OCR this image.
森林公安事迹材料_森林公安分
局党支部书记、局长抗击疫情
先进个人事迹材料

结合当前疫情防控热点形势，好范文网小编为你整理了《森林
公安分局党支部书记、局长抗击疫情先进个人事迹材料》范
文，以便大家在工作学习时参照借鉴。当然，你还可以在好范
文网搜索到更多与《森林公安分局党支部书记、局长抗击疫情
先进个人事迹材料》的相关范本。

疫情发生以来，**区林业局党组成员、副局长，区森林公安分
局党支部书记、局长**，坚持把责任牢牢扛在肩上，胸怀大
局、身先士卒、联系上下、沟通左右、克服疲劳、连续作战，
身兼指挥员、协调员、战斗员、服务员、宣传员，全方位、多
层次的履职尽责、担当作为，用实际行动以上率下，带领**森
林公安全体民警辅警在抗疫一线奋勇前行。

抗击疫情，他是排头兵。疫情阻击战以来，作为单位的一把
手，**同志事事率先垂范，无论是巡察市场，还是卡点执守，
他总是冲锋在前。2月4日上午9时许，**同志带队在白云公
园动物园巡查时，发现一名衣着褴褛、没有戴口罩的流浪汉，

◆ ◆ ◆ ◆ ◆

EXERCISE PROMPT >> Using the data above, repeat every line exactly.

WRITTEN ANSWER >>
OCR this image.
森林公安事迹材料_森林公安分
局党支部书记、局长抗击疫情
先进个人事迹材料

结合当前疫情防控热点形势，好范文网小编为你整理了《森林
公安分局党支部书记、局长抗击疫情先进个人事迹材料》范
文，以便大家在工作学习时参照借鉴。当然，你还可以在好范
文网搜索到更多与《森林公安分局党支部书记、局长抗击疫情
先进个人事迹材料》的相关范本。

疫情发生以来，**区林业局党组成员、副局长，区森林公安分
局党支部书记、局长**，坚持把责任牢牢扛在肩上，胸怀大
局、身先士卒、联系上下、沟通左右、克服疲劳、连续作战，
身兼指挥员、协调员、战斗员、服务员、宣传员，全方位、多
层次的履职尽责、担当作为，用实际行动以上率下，带领**森
林公安全体民警辅警在抗疫一线奋勇前行。

抗击疫情，他是排头兵。疫情阻击战以来，作为单位的一把
手，**同志事事率先垂范，无论是巡察市场，还是卡点执守，
他总是冲锋在前。2月4日上午9时许，**同志带队在白云公
园动物园巡查时，发现一名衣着褴褛、没有戴口罩的流浪汉，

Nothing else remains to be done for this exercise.